YOUR OBJECTIVE ->
Your task is to filter the data below down to the lines holding "steep".

SUPPLIED ENTRIES ->
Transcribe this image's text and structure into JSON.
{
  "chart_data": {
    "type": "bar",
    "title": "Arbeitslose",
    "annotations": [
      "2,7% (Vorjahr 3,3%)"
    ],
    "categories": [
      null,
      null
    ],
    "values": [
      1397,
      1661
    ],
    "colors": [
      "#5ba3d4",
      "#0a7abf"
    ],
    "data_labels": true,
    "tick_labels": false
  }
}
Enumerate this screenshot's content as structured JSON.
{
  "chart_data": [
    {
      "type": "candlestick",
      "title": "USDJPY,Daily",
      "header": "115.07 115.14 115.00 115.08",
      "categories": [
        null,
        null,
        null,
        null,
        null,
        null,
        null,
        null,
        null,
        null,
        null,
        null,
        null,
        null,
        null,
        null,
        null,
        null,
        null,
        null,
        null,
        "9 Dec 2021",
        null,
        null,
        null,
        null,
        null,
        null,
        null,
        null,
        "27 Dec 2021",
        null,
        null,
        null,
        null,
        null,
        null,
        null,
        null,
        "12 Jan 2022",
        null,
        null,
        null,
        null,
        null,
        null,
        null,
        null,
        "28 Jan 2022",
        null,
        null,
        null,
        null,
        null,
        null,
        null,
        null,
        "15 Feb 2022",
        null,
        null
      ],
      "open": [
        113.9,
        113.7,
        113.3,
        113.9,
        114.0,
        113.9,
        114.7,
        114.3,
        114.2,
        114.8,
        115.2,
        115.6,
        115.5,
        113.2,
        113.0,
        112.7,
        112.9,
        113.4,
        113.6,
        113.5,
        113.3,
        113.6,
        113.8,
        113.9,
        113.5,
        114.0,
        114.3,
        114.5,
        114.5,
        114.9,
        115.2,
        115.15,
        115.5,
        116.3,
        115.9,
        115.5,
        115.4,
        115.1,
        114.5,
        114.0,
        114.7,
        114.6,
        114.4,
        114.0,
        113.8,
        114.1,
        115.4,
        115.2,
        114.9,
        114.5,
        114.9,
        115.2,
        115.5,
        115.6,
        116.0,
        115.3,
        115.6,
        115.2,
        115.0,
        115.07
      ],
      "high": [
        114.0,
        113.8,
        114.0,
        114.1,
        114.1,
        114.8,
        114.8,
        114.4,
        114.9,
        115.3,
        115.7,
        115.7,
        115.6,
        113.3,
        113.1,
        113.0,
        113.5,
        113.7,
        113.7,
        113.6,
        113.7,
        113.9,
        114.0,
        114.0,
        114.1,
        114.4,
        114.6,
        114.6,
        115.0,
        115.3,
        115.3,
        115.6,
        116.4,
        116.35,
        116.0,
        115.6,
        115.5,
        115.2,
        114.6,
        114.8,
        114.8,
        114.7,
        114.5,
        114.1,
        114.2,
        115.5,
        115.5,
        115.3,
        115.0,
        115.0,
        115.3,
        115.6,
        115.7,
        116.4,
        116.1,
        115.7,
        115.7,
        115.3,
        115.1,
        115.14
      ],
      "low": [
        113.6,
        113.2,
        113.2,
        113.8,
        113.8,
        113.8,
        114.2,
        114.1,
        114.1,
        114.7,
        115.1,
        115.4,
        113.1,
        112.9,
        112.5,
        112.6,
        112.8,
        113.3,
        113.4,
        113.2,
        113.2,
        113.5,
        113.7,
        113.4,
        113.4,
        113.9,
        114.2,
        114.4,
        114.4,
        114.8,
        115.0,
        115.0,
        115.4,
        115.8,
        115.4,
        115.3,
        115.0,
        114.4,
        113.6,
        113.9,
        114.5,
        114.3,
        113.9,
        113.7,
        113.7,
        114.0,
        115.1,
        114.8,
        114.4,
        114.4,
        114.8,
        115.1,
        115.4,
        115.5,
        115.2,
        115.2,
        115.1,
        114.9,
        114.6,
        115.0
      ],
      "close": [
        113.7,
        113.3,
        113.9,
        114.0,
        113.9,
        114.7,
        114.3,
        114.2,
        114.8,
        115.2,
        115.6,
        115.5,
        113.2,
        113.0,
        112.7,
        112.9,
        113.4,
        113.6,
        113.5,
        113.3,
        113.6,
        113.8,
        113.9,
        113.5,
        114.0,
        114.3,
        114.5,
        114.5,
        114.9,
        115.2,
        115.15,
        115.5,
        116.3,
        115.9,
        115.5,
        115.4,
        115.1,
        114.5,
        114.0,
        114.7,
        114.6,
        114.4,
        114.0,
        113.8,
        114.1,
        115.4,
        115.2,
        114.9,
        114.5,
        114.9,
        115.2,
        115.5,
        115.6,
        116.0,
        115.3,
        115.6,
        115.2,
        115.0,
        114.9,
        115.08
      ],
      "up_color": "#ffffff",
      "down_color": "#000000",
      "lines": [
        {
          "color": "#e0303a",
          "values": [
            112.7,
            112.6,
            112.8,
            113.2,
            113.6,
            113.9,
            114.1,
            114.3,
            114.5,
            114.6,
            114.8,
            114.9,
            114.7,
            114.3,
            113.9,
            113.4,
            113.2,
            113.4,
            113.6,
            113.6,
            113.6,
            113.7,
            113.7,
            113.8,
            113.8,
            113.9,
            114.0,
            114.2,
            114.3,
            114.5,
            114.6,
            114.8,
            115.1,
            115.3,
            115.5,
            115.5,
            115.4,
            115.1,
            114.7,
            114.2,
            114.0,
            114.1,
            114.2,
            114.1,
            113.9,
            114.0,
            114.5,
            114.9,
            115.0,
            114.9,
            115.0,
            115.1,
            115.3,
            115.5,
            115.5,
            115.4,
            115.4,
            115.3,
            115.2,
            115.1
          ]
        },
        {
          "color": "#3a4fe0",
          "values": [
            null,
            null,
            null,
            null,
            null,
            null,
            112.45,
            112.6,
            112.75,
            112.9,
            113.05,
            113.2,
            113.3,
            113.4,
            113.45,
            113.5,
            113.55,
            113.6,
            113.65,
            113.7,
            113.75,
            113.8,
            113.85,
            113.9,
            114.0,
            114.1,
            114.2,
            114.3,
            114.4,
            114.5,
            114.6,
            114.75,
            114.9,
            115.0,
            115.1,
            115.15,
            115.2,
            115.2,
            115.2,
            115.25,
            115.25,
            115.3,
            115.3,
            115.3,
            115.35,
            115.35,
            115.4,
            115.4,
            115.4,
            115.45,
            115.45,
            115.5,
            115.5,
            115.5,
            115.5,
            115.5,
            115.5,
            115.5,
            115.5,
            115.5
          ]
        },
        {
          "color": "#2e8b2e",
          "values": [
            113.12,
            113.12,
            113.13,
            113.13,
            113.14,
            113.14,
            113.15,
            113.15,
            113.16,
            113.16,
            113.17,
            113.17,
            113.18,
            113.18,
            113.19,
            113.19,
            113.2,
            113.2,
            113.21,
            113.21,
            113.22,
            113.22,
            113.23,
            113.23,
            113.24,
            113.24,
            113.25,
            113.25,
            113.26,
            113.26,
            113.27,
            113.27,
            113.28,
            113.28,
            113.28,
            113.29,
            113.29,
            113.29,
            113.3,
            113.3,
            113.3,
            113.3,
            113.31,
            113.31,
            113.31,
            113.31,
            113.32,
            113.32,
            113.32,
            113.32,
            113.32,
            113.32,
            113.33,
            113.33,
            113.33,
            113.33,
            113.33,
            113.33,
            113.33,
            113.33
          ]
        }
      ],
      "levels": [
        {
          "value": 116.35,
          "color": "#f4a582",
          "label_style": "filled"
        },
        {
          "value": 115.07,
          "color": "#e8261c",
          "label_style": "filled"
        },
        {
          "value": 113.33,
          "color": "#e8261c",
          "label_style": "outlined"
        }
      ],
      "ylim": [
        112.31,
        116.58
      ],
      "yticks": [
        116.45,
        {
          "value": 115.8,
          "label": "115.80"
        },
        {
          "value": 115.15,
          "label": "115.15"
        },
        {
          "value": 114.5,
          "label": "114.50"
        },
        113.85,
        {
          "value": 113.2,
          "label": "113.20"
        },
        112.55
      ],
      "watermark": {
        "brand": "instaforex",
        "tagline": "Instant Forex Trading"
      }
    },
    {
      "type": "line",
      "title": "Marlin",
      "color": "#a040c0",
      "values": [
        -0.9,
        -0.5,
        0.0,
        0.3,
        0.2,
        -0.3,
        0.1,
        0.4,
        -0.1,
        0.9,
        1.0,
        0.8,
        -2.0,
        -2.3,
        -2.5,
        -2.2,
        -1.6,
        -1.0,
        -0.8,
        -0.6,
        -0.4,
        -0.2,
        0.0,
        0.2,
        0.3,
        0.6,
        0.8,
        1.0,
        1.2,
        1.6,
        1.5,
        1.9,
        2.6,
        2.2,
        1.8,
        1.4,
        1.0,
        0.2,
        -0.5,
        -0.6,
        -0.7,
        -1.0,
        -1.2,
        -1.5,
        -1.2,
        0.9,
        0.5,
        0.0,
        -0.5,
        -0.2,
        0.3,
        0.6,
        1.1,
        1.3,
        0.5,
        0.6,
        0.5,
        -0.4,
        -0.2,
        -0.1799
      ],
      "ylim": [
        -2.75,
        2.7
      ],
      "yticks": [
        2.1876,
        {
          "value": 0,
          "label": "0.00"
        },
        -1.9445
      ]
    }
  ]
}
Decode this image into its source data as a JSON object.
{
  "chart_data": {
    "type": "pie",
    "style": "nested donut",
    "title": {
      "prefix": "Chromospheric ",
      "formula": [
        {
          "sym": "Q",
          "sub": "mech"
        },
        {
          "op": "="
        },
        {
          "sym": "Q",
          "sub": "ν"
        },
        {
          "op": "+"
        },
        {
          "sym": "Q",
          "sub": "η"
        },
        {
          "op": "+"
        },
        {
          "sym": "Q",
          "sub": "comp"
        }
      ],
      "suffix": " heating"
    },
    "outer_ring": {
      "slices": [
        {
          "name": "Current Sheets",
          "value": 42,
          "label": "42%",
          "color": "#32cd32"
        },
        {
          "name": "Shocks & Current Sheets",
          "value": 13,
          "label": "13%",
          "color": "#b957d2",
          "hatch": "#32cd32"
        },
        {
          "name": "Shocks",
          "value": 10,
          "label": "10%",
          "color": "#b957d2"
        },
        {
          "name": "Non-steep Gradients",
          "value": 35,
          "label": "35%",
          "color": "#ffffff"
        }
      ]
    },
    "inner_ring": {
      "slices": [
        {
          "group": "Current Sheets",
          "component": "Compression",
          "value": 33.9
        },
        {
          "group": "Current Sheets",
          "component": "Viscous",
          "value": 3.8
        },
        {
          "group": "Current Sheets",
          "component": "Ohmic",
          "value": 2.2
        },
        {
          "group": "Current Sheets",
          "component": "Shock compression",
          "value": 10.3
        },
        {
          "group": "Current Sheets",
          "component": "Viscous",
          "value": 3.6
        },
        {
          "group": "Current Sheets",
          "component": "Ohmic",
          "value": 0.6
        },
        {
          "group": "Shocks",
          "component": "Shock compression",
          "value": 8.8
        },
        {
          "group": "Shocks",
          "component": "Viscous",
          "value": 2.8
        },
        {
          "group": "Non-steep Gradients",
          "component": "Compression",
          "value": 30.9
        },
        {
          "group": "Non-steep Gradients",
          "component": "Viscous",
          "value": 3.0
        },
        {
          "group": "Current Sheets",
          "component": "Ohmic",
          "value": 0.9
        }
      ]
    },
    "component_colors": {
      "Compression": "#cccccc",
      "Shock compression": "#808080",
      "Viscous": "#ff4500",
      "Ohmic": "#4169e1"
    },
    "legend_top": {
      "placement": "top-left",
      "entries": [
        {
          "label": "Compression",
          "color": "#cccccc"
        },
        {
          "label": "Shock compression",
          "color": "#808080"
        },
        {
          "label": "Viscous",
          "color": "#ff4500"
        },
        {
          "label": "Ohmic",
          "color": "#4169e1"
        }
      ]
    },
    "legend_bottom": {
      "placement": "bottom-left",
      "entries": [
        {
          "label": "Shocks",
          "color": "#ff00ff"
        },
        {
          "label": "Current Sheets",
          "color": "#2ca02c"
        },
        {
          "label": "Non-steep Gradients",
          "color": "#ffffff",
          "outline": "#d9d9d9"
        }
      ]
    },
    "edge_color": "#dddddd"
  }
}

SOLUTION FOR THIS TASK ->
          "name": "Non-steep Gradients",
          "group": "Non-steep Gradients",
          "group": "Non-steep Gradients",
          "label": "Non-steep Gradients",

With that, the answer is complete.